Passage to read:
Yes. A commit in git is sort of a tag: It contains everything which makes
up a revision. So, if you say "git commit", you actually construct a new
state from the _whole_ tree. There is no such thing as a file version in
git.
(More technical: the commit _object_ contains the commit message, author
and committer information, a pointer to the tree and pointer(s) to the
parent commit(s). The commit id is a hash of the commit object,
including the pointers. Thereby it really hashes _all_ ancestors, too.)
> git-rev-head HEAD | head -1, which shows a different committish than the
> previous, but git didn't complain, so I assume I'm doing it right.
You meant "git-rev-parse", right? A much easier method to verify where you
are is to say
$ git show HEAD
This gives you the commit id, the message and the patch of the last
commit.
> For each file:
> scripts/check-translation.py <file>
> git-update-index --add <file>
Easier:
$ git add <file>
> Checked which files wer to be commited via git-status, and finally:
>
> git-commit -m "message"

Stated exercise a: Which items does the passage on git commits say the commit object contains? List every one.

Record list:
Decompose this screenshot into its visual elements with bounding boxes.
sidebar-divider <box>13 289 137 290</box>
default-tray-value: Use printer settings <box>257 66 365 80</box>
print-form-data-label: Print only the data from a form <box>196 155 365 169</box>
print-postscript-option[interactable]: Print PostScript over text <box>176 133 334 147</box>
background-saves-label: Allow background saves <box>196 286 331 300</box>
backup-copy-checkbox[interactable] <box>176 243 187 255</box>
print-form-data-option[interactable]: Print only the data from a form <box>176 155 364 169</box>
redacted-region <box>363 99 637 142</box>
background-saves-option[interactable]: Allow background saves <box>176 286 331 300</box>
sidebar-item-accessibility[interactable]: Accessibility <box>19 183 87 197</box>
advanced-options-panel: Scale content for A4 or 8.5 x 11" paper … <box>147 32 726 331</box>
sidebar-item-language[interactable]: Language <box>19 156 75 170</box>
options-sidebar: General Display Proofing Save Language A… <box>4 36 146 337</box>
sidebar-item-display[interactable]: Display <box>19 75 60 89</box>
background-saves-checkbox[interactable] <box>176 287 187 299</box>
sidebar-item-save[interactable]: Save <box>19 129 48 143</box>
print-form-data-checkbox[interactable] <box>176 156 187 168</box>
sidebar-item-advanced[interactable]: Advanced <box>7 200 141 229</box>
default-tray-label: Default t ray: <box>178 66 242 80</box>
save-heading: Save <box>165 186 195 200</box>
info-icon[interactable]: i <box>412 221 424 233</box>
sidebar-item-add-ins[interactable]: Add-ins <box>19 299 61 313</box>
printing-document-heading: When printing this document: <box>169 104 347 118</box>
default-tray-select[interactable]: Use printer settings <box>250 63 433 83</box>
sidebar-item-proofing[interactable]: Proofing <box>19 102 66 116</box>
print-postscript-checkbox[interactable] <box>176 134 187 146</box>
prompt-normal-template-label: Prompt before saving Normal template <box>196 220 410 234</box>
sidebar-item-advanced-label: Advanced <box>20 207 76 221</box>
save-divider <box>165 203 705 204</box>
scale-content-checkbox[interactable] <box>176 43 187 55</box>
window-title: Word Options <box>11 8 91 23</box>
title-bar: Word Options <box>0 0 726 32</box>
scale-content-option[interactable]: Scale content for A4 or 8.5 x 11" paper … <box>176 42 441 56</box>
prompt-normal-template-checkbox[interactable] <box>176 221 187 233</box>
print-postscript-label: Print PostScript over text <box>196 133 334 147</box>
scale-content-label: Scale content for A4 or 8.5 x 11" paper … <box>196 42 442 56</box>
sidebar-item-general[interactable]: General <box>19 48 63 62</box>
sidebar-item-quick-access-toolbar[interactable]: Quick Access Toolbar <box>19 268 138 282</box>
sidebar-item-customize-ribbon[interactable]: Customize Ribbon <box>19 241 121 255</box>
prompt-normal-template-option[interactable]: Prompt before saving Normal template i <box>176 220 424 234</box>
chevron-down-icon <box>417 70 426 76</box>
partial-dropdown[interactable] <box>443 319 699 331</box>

Stated exercise b: Can you duplicate the listing above verbatim, beginning at its first line and stopping after the line that contains "sidebar-item-accessibility[interactable]: Accessibility <box>19"?

Correct answer a:
- the commit message
- author and committer information
- a pointer to the tree
- pointer(s) to the parent commit(s)

Correct answer b:
Decompose this screenshot into its visual elements with bounding boxes.
sidebar-divider <box>13 289 137 290</box>
default-tray-value: Use printer settings <box>257 66 365 80</box>
print-form-data-label: Print only the data from a form <box>196 155 365 169</box>
print-postscript-option[interactable]: Print PostScript over text <box>176 133 334 147</box>
background-saves-label: Allow background saves <box>196 286 331 300</box>
backup-copy-checkbox[interactable] <box>176 243 187 255</box>
print-form-data-option[interactable]: Print only the data from a form <box>176 155 364 169</box>
redacted-region <box>363 99 637 142</box>
background-saves-option[interactable]: Allow background saves <box>176 286 331 300</box>
sidebar-item-accessibility[interactable]: Accessibility <box>19 183 87 197</box>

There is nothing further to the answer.